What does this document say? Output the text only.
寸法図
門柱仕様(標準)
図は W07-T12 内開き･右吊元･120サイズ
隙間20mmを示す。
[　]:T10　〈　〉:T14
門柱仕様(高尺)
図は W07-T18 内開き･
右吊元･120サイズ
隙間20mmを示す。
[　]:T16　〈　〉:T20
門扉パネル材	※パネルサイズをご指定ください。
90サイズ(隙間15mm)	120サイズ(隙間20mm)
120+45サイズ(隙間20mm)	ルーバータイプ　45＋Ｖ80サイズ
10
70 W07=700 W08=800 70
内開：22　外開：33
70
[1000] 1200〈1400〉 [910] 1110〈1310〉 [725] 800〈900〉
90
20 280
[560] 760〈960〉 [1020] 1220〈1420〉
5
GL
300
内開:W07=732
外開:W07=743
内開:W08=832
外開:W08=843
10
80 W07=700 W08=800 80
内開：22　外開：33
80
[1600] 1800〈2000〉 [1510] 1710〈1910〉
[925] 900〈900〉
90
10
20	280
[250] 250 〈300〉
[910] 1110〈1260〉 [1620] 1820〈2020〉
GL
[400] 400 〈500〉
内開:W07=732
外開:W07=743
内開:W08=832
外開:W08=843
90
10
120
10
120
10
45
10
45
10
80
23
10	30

- - - -

Give the complete listing a second time, exactly as it reads.

What does this document say? Output the text only.
寸法図
門柱仕様(標準)
図は W07-T12 内開き･右吊元･120サイズ
隙間20mmを示す。
[　]:T10　〈　〉:T14
門柱仕様(高尺)
図は W07-T18 内開き･
右吊元･120サイズ
隙間20mmを示す。
[　]:T16　〈　〉:T20
門扉パネル材	※パネルサイズをご指定ください。
90サイズ(隙間15mm)	120サイズ(隙間20mm)
120+45サイズ(隙間20mm)	ルーバータイプ　45＋Ｖ80サイズ
10
70 W07=700 W08=800 70
内開：22　外開：33
70
[1000] 1200〈1400〉 [910] 1110〈1310〉 [725] 800〈900〉
90
20 280
[560] 760〈960〉 [1020] 1220〈1420〉
5
GL
300
内開:W07=732
外開:W07=743
内開:W08=832
外開:W08=843
10
80 W07=700 W08=800 80
内開：22　外開：33
80
[1600] 1800〈2000〉 [1510] 1710〈1910〉
[925] 900〈900〉
90
10
20	280
[250] 250 〈300〉
[910] 1110〈1260〉 [1620] 1820〈2020〉
GL
[400] 400 〈500〉
内開:W07=732
外開:W07=743
内開:W08=832
外開:W08=843
90
10
120
10
120
10
45
10
45
10
80
23
10	30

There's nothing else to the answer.